» **Request**: Reproduce the listing below verbatim, omitting the picture.
***** Data shown *****
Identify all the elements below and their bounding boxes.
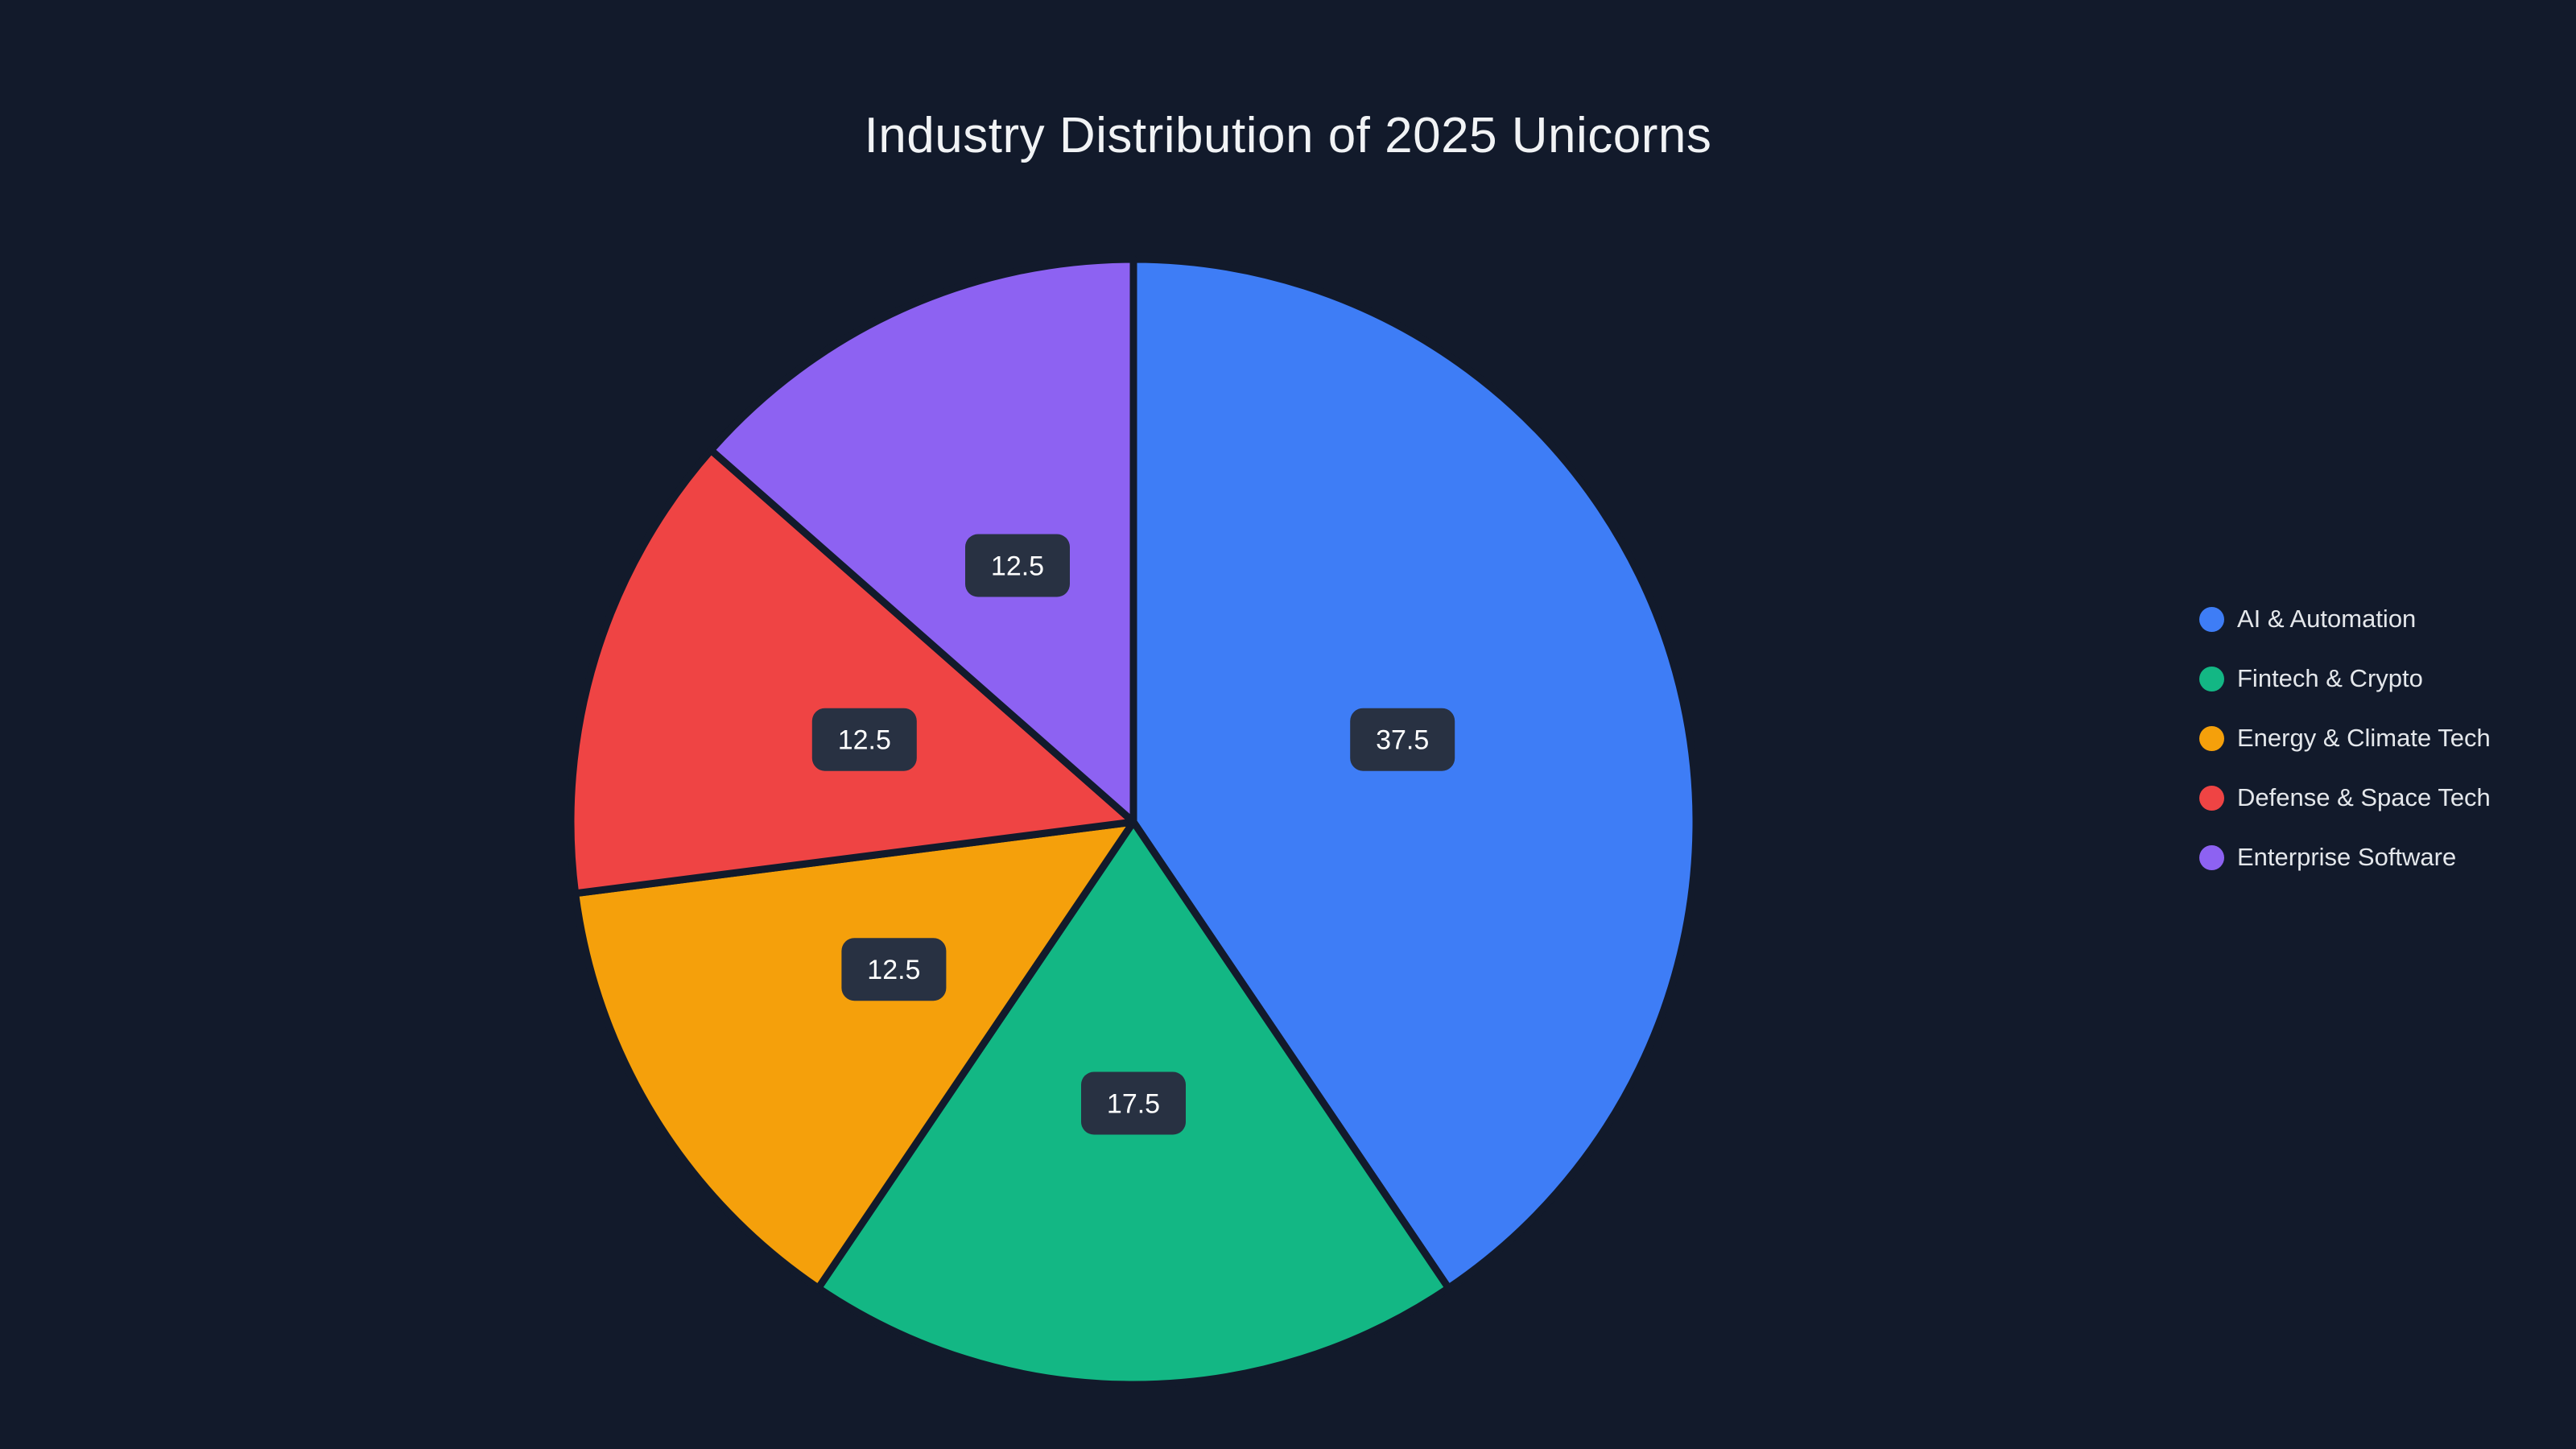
- slice-value-label: 12.5: [867, 955, 920, 985]
- legend-swatch: [2199, 666, 2224, 691]
- legend-swatch: [2199, 606, 2224, 632]
- slice-value-chip-bg: [965, 534, 1070, 597]
- slice-value-label: 37.5: [1376, 725, 1429, 756]
- slice-value-label: 12.5: [991, 551, 1044, 582]
- legend-label: Energy & Climate Tech: [2237, 724, 2491, 752]
- slice-value-chip: 17.5: [1081, 1071, 1186, 1135]
- legend-swatch: [2199, 725, 2224, 751]
- legend-label: AI & Automation: [2237, 605, 2417, 633]
- legend-label: Enterprise Software: [2237, 843, 2457, 871]
- slice-value-label: 17.5: [1107, 1089, 1160, 1120]
- slice-value-label: 12.5: [838, 725, 891, 756]
- slice-value-chip-bg: [811, 708, 917, 771]
- slice-value-chip: 12.5: [841, 938, 947, 1001]
- legend-item-1[interactable]: Fintech & Crypto: [2199, 649, 2491, 708]
- pie-slice-4[interactable]: [707, 255, 1137, 826]
- legend-label: Fintech & Crypto: [2237, 664, 2423, 692]
- legend-swatch: [2199, 785, 2224, 811]
- slice-value-chip: 12.5: [811, 708, 917, 771]
- legend-item-3[interactable]: Defense & Space Tech: [2199, 768, 2491, 828]
- pie-slice-0[interactable]: [1129, 255, 1700, 1292]
- slice-value-chip-bg: [1350, 708, 1455, 771]
- legend-item-0[interactable]: AI & Automation: [2199, 589, 2491, 649]
- legend-swatch: [2199, 844, 2224, 870]
- pie-slice-3[interactable]: [567, 446, 1137, 898]
- legend-item-2[interactable]: Energy & Climate Tech: [2199, 708, 2491, 768]
- slice-value-chip-bg: [1081, 1071, 1186, 1135]
- pie-slice-2[interactable]: [572, 818, 1137, 1292]
- slice-value-chip: 37.5: [1350, 708, 1455, 771]
- chart-title: Industry Distribution of 2025 Unicorns: [864, 108, 1712, 163]
- legend: AI & Automation Fintech & Crypto Energy & …: [2199, 589, 2491, 887]
- legend-label: Defense & Space Tech: [2237, 783, 2491, 811]
- slice-value-chip-bg: [841, 938, 947, 1001]
- legend-item-4[interactable]: Enterprise Software: [2199, 828, 2491, 887]
- slice-value-chip: 12.5: [965, 534, 1070, 597]
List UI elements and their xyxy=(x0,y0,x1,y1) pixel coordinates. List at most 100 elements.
*****
» **Problem solution**:
Identify all the elements below and their bounding boxes.
- slice-value-label: 12.5: [867, 955, 920, 985]
- legend-swatch: [2199, 666, 2224, 691]
- legend-swatch: [2199, 606, 2224, 632]
- slice-value-chip-bg: [965, 534, 1070, 597]
- slice-value-label: 37.5: [1376, 725, 1429, 756]
- slice-value-label: 12.5: [991, 551, 1044, 582]
- legend-label: Energy & Climate Tech: [2237, 724, 2491, 752]
- slice-value-chip: 17.5: [1081, 1071, 1186, 1135]
- legend-swatch: [2199, 725, 2224, 751]
- legend-label: AI & Automation: [2237, 605, 2417, 633]
- legend-label: Enterprise Software: [2237, 843, 2457, 871]
- slice-value-label: 17.5: [1107, 1089, 1160, 1120]
- slice-value-label: 12.5: [838, 725, 891, 756]
- slice-value-chip-bg: [811, 708, 917, 771]
- slice-value-chip: 12.5: [841, 938, 947, 1001]
- legend-item-1[interactable]: Fintech & Crypto: [2199, 649, 2491, 708]
- pie-slice-4[interactable]: [707, 255, 1137, 826]
- legend-label: Fintech & Crypto: [2237, 664, 2423, 692]
- legend-swatch: [2199, 785, 2224, 811]
- slice-value-chip: 12.5: [811, 708, 917, 771]
- legend-item-3[interactable]: Defense & Space Tech: [2199, 768, 2491, 828]
- pie-slice-0[interactable]: [1129, 255, 1700, 1292]
- slice-value-chip-bg: [1350, 708, 1455, 771]
- legend-item-0[interactable]: AI & Automation: [2199, 589, 2491, 649]
- legend-swatch: [2199, 844, 2224, 870]
- pie-slice-3[interactable]: [567, 446, 1137, 898]
- legend-item-2[interactable]: Energy & Climate Tech: [2199, 708, 2491, 768]
- slice-value-chip-bg: [1081, 1071, 1186, 1135]
- pie-slice-2[interactable]: [572, 818, 1137, 1292]
- slice-value-chip: 37.5: [1350, 708, 1455, 771]
- chart-title: Industry Distribution of 2025 Unicorns: [864, 108, 1712, 163]
- legend: AI & Automation Fintech & Crypto Energy & …: [2199, 589, 2491, 887]
- legend-label: Defense & Space Tech: [2237, 783, 2491, 811]
- slice-value-chip-bg: [841, 938, 947, 1001]
- legend-item-4[interactable]: Enterprise Software: [2199, 828, 2491, 887]
- slice-value-chip: 12.5: [965, 534, 1070, 597]
List UI elements and their xyxy=(x0,y0,x1,y1) pixel coordinates. List at most 100 elements.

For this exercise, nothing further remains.